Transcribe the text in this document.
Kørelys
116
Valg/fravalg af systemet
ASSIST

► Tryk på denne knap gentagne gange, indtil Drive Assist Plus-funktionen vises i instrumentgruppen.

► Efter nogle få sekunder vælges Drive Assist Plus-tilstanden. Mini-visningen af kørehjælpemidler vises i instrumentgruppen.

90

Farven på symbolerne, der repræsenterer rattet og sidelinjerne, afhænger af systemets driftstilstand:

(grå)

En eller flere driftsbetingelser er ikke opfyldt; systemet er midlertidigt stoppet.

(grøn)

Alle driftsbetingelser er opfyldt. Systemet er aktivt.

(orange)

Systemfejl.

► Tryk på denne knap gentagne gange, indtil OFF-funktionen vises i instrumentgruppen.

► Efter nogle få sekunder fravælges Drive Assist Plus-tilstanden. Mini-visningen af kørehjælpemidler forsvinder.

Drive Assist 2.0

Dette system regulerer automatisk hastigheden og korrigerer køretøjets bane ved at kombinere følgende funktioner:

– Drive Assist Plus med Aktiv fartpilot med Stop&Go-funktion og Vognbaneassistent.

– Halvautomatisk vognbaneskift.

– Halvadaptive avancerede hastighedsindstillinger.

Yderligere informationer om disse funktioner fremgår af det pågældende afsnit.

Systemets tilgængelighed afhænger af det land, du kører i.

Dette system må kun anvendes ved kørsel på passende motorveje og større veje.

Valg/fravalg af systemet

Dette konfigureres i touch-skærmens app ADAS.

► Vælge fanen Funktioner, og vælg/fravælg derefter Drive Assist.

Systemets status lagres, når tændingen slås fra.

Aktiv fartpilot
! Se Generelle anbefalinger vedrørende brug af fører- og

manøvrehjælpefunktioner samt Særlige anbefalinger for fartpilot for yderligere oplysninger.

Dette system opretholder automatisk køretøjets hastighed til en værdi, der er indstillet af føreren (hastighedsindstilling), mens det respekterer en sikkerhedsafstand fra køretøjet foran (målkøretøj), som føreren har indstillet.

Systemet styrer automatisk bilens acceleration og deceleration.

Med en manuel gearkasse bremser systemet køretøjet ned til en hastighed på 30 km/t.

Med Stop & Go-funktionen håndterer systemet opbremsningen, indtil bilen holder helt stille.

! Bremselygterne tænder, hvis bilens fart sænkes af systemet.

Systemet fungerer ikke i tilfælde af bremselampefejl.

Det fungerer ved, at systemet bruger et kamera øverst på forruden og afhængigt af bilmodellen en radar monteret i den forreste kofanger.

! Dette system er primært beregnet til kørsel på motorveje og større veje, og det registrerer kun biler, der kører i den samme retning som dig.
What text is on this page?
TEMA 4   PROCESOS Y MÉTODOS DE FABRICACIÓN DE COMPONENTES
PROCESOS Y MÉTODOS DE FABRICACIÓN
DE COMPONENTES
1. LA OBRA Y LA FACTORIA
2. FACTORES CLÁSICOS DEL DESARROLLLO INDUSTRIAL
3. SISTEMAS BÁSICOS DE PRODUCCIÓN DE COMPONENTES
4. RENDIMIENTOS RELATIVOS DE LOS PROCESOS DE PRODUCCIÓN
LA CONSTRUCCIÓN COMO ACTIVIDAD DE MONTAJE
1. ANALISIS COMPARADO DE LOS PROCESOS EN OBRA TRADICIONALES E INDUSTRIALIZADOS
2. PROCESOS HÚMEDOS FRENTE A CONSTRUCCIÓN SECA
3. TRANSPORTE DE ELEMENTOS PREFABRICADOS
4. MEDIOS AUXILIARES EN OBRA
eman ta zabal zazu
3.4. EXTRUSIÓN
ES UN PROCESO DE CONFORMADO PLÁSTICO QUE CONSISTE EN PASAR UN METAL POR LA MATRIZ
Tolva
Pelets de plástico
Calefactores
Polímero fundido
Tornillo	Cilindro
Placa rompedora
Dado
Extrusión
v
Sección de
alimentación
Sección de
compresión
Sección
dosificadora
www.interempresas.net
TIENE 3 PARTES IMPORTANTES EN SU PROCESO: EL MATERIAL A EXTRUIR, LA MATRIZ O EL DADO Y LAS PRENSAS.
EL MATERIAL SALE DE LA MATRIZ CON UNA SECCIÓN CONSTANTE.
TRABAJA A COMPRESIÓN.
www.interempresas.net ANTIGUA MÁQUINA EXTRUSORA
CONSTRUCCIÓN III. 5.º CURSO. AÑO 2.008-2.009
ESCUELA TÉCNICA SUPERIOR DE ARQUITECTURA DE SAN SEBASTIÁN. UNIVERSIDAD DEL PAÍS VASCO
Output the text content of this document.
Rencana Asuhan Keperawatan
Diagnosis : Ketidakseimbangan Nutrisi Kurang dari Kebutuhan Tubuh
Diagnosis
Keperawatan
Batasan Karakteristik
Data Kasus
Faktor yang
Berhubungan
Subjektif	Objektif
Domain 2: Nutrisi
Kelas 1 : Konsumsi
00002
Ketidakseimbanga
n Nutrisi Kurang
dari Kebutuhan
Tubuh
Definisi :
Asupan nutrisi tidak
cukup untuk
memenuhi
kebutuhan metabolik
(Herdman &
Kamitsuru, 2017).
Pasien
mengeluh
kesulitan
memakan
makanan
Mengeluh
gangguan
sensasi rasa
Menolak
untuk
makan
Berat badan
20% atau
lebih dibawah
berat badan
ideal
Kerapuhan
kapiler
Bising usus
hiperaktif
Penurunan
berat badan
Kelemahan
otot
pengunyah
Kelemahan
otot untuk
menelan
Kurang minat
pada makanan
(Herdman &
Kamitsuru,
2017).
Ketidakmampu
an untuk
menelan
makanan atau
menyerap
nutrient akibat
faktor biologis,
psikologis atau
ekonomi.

+ + + + +

• [THE EXERCISE]:
Say how many lines have the string "Diagnosis" in them, offering no words beyond the number.

• [RESPONSE]:
2